* Begin Records for the task *

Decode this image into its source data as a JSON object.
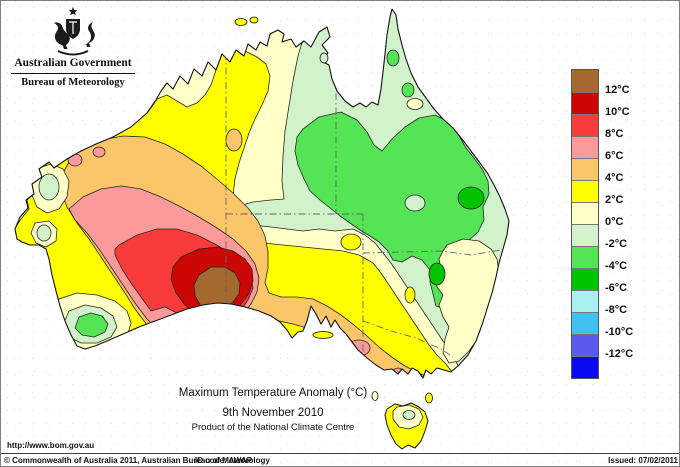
{
  "header": {
    "government": "Australian Government",
    "bureau": "Bureau of Meteorology"
  },
  "map": {
    "title": "Maximum Temperature Anomaly (°C)",
    "date": "9th November 2010",
    "product": "Product of the National Climate Centre",
    "readings": {
      "warmest": "+10 to +12°C anomaly centred on the south coast of Western Australia near the Great Australian Bight",
      "coolest": "-4 to -6°C anomaly pockets in inland Queensland and northern New South Wales"
    }
  },
  "legend": {
    "cells": [
      "#A5682E",
      "#CC0505",
      "#F93B3B",
      "#FA9A9A",
      "#FBC56A",
      "#FFFF00",
      "#FFFFC8",
      "#D2F2CC",
      "#55E455",
      "#00C400",
      "#AAF0F0",
      "#41C1F1",
      "#5A5AF0",
      "#0A0AF0"
    ],
    "labels": [
      "12°C",
      "10°C",
      "8°C",
      "6°C",
      "4°C",
      "2°C",
      "0°C",
      "-2°C",
      "-4°C",
      "-6°C",
      "-8°C",
      "-10°C",
      "-12°C"
    ]
  },
  "footer": {
    "url": "http://www.bom.gov.au",
    "copyright": "© Commonwealth of Australia 2011, Australian Bureau of Meteorology",
    "id_code": "ID code: AWAP",
    "issued": "Issued: 07/02/2011"
  },
  "palette": {
    "cream": "#FFFFC8",
    "yellow": "#FFFF00",
    "paleGreen": "#D2F2CC",
    "lightGreen": "#55E455",
    "green": "#00C400",
    "orange": "#FBC56A",
    "pink": "#FA9A9A",
    "red": "#F93B3B",
    "darkRed": "#CC0505",
    "brown": "#A5682E",
    "ink": "#1b1b1b"
  }
}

* End Records for the task *

■ Task description
Look through the lines above and collect those with the word "Bureau".

■ Output of the exercise
    "bureau": "Bureau of Meteorology"
    "copyright": "© Commonwealth of Australia 2011, Australian Bureau of Meteorology",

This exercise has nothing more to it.